- _Task to carry out_
Set down exactly the lines from the one containing "Extract all readable text from this page." through the end of the records below, both included, and nothing else.
==*==
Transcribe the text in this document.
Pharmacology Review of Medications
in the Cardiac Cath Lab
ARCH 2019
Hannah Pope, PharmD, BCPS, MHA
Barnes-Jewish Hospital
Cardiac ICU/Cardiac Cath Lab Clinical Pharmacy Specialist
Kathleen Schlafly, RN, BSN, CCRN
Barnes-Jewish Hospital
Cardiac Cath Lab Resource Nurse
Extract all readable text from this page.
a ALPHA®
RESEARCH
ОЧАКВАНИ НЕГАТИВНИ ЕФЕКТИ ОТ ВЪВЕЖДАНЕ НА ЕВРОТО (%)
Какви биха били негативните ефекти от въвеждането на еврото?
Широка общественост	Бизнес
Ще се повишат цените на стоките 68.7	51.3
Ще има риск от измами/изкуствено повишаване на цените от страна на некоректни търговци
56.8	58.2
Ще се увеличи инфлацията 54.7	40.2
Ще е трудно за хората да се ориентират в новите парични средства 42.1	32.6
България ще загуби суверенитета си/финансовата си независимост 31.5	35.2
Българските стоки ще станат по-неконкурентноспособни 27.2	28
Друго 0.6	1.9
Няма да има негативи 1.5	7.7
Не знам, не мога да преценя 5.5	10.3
==*==
- _Expected answer_
Extract all readable text from this page.
a ALPHA®
RESEARCH
ОЧАКВАНИ НЕГАТИВНИ ЕФЕКТИ ОТ ВЪВЕЖДАНЕ НА ЕВРОТО (%)
Какви биха били негативните ефекти от въвеждането на еврото?
Широка общественост	Бизнес
Ще се повишат цените на стоките 68.7	51.3
Ще има риск от измами/изкуствено повишаване на цените от страна на некоректни търговци
56.8	58.2
Ще се увеличи инфлацията 54.7	40.2
Ще е трудно за хората да се ориентират в новите парични средства 42.1	32.6
България ще загуби суверенитета си/финансовата си независимост 31.5	35.2
Българските стоки ще станат по-неконкурентноспособни 27.2	28
Друго 0.6	1.9
Няма да има негативи 1.5	7.7
Не знам, не мога да преценя 5.5	10.3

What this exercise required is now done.